Aim:
Quote, without change, all of the lines that follow.

Extracted entries:
-- -- --

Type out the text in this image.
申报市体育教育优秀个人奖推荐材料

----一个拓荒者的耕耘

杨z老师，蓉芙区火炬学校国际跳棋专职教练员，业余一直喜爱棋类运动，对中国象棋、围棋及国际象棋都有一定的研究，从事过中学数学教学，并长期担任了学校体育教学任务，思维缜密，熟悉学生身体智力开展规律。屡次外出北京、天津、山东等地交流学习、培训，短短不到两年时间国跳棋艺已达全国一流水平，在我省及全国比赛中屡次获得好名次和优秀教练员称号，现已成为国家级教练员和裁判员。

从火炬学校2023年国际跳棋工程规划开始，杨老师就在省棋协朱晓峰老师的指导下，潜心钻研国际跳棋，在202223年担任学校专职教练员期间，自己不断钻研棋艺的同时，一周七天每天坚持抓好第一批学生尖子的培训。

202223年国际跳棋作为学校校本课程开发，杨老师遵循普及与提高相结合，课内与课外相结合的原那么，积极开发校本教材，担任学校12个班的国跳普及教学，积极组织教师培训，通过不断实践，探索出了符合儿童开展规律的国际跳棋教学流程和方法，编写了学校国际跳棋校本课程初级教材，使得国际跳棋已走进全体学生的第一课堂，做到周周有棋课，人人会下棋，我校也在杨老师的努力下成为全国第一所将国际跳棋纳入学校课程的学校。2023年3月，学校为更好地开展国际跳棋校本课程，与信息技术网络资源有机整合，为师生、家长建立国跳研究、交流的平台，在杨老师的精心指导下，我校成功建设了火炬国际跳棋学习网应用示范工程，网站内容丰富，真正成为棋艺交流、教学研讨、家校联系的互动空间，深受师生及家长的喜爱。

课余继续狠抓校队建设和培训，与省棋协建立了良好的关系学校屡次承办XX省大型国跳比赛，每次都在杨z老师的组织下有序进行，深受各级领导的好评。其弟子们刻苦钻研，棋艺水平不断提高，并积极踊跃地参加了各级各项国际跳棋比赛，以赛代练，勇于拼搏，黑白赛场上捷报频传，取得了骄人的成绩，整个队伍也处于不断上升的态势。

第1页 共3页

-- -- --

Reply:
Type out the text in this image.
申报市体育教育优秀个人奖推荐材料

----一个拓荒者的耕耘

杨z老师，蓉芙区火炬学校国际跳棋专职教练员，业余一直喜爱棋类运动，对中国象棋、围棋及国际象棋都有一定的研究，从事过中学数学教学，并长期担任了学校体育教学任务，思维缜密，熟悉学生身体智力开展规律。屡次外出北京、天津、山东等地交流学习、培训，短短不到两年时间国跳棋艺已达全国一流水平，在我省及全国比赛中屡次获得好名次和优秀教练员称号，现已成为国家级教练员和裁判员。

从火炬学校2023年国际跳棋工程规划开始，杨老师就在省棋协朱晓峰老师的指导下，潜心钻研国际跳棋，在202223年担任学校专职教练员期间，自己不断钻研棋艺的同时，一周七天每天坚持抓好第一批学生尖子的培训。

202223年国际跳棋作为学校校本课程开发，杨老师遵循普及与提高相结合，课内与课外相结合的原那么，积极开发校本教材，担任学校12个班的国跳普及教学，积极组织教师培训，通过不断实践，探索出了符合儿童开展规律的国际跳棋教学流程和方法，编写了学校国际跳棋校本课程初级教材，使得国际跳棋已走进全体学生的第一课堂，做到周周有棋课，人人会下棋，我校也在杨老师的努力下成为全国第一所将国际跳棋纳入学校课程的学校。2023年3月，学校为更好地开展国际跳棋校本课程，与信息技术网络资源有机整合，为师生、家长建立国跳研究、交流的平台，在杨老师的精心指导下，我校成功建设了火炬国际跳棋学习网应用示范工程，网站内容丰富，真正成为棋艺交流、教学研讨、家校联系的互动空间，深受师生及家长的喜爱。

课余继续狠抓校队建设和培训，与省棋协建立了良好的关系学校屡次承办XX省大型国跳比赛，每次都在杨z老师的组织下有序进行，深受各级领导的好评。其弟子们刻苦钻研，棋艺水平不断提高，并积极踊跃地参加了各级各项国际跳棋比赛，以赛代练，勇于拼搏，黑白赛场上捷报频传，取得了骄人的成绩，整个队伍也处于不断上升的态势。

第1页 共3页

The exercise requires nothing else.